▶ [AIM OF THE TASK]
Review the material and extract every line in which the word "user" occurs.
Start of PROVIDED ENTRIES
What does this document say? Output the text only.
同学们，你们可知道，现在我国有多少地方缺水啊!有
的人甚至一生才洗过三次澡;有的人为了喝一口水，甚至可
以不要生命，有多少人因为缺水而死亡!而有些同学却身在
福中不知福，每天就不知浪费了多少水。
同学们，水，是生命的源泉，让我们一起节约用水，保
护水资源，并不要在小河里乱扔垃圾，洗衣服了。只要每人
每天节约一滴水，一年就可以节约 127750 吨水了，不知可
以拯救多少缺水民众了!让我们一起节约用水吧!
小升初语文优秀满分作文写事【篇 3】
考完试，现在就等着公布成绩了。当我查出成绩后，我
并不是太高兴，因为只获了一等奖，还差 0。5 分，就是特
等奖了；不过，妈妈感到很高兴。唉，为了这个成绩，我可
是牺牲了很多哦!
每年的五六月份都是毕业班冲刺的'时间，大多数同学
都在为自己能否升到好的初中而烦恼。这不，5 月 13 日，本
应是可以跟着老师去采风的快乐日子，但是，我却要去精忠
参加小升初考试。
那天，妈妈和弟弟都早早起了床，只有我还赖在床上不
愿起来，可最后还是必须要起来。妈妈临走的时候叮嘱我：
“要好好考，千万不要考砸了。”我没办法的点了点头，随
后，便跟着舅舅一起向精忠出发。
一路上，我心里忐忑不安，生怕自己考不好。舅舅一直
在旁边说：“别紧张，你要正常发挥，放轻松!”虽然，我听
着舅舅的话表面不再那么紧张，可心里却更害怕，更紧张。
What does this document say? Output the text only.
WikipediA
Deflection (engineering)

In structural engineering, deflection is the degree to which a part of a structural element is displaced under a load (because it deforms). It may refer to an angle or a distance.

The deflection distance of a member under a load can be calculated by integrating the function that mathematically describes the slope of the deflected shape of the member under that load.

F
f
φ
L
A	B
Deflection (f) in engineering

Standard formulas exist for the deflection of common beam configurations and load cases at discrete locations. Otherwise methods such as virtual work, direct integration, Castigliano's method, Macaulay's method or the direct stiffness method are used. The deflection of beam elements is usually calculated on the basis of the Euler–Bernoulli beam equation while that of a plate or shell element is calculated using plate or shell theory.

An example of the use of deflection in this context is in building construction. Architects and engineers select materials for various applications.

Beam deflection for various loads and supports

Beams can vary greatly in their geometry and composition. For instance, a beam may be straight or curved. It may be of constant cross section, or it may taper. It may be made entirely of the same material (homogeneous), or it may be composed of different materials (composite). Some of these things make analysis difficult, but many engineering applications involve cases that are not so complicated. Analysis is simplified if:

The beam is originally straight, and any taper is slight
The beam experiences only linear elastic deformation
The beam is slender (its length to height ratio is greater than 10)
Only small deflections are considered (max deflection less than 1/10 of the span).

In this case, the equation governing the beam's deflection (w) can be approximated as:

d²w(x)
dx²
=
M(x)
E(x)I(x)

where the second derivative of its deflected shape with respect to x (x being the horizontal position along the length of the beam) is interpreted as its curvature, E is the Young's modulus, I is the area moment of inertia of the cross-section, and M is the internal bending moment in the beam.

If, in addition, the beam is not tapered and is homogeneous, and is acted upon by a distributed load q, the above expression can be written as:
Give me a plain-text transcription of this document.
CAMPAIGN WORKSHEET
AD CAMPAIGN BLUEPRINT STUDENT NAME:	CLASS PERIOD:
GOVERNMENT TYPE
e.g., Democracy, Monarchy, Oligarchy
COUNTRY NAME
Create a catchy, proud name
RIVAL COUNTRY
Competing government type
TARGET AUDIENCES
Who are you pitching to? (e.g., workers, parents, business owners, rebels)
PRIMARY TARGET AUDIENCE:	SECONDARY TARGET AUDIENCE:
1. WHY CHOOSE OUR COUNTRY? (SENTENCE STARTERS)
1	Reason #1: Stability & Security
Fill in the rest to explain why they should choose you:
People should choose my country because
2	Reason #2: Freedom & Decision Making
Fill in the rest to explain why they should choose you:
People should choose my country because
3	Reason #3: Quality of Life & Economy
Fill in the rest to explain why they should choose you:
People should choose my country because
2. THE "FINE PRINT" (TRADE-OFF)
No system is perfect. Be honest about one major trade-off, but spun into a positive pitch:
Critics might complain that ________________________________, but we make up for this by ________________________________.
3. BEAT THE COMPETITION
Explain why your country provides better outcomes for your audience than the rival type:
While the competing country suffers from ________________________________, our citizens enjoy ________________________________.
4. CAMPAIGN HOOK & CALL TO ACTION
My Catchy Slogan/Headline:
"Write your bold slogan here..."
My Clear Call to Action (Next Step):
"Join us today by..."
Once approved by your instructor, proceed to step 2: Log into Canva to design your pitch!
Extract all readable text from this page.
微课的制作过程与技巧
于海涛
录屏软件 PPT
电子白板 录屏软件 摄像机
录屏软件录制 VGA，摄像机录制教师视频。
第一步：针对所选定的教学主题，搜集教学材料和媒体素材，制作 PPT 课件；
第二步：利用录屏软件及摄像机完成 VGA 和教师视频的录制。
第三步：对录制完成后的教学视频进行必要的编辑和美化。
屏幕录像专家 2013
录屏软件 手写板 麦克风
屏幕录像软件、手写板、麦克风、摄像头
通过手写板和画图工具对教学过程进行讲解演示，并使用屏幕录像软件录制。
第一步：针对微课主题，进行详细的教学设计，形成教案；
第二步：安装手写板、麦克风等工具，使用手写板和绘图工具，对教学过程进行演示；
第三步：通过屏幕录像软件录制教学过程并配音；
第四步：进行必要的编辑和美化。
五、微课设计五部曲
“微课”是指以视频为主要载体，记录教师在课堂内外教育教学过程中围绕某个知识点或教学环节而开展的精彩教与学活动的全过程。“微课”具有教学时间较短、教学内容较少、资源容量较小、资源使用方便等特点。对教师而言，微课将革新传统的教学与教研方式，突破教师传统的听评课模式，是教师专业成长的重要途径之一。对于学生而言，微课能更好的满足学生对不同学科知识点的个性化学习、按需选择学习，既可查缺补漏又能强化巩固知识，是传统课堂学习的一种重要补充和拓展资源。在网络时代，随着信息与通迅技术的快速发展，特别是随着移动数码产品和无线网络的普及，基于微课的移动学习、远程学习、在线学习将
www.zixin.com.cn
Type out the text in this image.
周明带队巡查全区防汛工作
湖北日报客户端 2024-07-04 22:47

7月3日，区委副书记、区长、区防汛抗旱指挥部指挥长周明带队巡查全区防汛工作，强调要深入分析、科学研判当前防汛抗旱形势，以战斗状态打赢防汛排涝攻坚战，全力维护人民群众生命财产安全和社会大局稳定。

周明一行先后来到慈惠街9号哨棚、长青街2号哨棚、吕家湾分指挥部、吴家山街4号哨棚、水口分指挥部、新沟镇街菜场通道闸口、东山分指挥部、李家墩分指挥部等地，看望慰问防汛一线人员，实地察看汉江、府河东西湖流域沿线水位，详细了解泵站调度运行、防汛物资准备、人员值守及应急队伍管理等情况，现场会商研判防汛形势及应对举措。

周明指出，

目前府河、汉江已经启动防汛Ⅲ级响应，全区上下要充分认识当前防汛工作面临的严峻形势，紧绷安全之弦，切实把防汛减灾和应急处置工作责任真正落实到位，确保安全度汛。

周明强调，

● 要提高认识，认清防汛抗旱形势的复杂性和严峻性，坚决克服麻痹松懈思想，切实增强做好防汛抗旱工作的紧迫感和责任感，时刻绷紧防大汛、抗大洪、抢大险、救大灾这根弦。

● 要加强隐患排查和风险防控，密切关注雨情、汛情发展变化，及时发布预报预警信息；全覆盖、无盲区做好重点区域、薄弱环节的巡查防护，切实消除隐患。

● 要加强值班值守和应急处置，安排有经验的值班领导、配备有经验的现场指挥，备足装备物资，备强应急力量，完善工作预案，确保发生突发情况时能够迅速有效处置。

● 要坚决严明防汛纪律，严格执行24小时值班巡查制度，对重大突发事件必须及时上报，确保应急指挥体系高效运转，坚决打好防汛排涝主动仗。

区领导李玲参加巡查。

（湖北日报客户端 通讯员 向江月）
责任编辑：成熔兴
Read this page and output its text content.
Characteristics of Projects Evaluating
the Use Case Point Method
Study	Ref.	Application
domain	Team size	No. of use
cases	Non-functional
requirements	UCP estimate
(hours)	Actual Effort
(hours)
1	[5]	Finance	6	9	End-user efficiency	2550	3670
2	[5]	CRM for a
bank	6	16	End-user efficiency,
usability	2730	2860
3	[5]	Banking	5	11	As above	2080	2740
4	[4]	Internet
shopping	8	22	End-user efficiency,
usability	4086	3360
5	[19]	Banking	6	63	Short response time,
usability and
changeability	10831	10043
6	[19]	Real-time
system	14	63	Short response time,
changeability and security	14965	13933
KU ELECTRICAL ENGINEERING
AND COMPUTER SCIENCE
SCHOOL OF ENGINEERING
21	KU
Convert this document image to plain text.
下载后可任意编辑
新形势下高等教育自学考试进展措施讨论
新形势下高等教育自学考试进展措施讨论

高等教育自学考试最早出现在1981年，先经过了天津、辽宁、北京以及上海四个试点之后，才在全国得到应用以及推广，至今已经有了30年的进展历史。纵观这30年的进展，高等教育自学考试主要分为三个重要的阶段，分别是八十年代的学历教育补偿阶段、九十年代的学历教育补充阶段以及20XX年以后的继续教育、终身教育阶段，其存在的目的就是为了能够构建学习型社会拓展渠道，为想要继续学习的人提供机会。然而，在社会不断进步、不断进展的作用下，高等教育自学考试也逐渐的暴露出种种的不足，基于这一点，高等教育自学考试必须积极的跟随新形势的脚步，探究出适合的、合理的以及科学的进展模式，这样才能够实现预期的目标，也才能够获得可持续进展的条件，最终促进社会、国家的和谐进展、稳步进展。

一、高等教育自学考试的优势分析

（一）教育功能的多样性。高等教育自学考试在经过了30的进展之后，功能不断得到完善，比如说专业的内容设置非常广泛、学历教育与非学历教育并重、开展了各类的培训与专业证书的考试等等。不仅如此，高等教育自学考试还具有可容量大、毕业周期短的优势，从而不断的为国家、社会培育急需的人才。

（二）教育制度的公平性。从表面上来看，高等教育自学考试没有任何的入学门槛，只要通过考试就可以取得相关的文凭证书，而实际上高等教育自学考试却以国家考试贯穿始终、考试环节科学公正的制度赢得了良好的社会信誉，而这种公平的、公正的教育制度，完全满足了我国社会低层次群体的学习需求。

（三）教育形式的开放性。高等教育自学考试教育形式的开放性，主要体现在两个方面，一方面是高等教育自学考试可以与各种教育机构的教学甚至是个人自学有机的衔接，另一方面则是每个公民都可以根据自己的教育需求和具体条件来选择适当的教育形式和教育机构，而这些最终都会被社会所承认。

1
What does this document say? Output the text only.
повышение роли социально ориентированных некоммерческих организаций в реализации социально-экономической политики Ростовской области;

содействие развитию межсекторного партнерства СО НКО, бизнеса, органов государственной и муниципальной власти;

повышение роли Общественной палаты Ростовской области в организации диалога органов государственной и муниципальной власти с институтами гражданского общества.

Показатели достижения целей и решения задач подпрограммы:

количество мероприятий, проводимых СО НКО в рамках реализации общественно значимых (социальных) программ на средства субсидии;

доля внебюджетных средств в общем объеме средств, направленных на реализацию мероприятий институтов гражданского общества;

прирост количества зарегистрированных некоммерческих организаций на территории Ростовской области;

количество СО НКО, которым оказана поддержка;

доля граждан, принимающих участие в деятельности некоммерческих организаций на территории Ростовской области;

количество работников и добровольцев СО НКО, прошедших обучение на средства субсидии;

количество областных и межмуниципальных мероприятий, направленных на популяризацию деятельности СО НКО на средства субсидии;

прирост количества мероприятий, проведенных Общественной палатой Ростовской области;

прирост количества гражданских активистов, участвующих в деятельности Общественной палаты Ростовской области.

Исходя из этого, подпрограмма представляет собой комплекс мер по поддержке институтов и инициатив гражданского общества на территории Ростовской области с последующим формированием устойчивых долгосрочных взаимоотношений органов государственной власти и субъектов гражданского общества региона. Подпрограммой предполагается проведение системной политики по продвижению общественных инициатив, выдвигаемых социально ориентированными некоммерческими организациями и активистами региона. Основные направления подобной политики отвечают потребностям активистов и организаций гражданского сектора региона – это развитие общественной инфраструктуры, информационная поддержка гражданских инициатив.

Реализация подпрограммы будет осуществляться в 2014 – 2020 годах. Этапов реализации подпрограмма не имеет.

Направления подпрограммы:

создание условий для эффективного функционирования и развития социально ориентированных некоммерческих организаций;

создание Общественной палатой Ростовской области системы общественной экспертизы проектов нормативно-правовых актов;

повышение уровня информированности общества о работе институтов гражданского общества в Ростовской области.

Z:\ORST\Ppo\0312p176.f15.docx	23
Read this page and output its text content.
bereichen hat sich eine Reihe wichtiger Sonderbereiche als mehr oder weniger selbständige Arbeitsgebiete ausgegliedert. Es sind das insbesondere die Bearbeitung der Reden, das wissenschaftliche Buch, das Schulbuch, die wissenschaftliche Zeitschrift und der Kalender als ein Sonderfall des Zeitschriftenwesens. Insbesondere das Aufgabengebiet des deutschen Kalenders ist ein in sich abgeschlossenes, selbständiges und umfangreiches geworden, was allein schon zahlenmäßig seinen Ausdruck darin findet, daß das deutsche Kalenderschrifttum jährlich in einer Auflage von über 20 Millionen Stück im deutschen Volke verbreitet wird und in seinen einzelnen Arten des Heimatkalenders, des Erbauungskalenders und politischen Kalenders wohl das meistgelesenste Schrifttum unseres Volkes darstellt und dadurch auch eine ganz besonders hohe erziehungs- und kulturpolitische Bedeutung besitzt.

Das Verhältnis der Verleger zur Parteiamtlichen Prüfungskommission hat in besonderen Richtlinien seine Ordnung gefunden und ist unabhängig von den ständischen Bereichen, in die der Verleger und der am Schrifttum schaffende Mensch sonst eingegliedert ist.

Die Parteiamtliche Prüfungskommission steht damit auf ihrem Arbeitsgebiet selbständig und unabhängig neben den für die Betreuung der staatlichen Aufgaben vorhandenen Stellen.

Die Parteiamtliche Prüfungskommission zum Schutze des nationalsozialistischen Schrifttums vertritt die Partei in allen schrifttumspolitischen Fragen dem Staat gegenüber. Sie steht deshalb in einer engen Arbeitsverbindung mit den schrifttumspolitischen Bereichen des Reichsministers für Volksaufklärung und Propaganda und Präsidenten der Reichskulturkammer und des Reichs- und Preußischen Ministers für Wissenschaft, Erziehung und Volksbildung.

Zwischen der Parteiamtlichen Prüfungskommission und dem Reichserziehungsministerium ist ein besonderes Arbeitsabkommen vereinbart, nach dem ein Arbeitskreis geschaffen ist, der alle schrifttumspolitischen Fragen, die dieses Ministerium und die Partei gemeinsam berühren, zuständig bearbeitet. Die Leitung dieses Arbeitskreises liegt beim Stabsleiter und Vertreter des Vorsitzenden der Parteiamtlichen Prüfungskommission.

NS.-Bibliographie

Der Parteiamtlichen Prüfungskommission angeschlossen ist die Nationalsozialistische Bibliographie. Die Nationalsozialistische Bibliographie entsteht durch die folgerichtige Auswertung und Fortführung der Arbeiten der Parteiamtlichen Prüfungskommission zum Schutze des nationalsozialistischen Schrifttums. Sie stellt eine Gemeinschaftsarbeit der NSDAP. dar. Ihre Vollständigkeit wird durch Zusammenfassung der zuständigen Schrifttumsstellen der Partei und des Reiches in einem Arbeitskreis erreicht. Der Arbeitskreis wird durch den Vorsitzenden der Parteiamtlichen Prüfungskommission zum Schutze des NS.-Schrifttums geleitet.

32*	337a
End of PROVIDED ENTRIES
▶ [CORRECT RESPONSE]
1	[5]	Finance	6	9	End-user efficiency	2550	3670
bank	6	16	End-user efficiency,
shopping	8	22	End-user efficiency,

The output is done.